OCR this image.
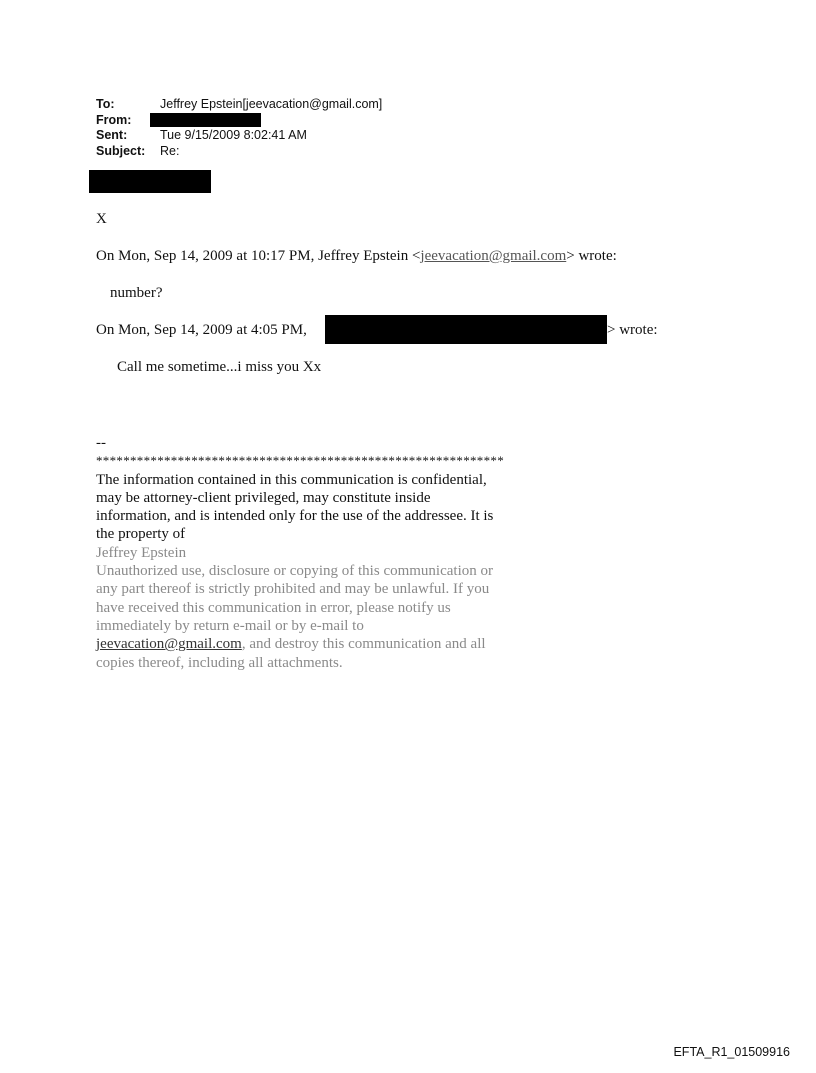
To:	Jeffrey Epstein[jeevacation@gmail.com]
From:
Sent:	Tue 9/15/2009 8:02:41 AM
Subject:	Re:
X
On Mon, Sep 14, 2009 at 10:17 PM, Jeffrey Epstein <jeevacation@gmail.com> wrote:
number?
On Mon, Sep 14, 2009 at 4:05 PM,	> wrote:
Call me sometime...i miss you Xx
--
************************************************************
The information contained in this communication is confidential, may be attorney-client privileged, may constitute inside information, and is intended only for the use of the addressee. It is the property of
Jeffrey Epstein
Unauthorized use, disclosure or copying of this communication or any part thereof is strictly prohibited and may be unlawful. If you have received this communication in error, please notify us immediately by return e-mail or by e-mail to jeevacation@gmail.com, and destroy this communication and all copies thereof, including all attachments.
EFTA_R1_01509916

### [Task to carry out]
List every line in the records above that contains the word "wrote".

### [Exercise output]
On Mon, Sep 14, 2009 at 10:17 PM, Jeffrey Epstein <jeevacation@gmail.com> wrote:
On Mon, Sep 14, 2009 at 4:05 PM,	> wrote:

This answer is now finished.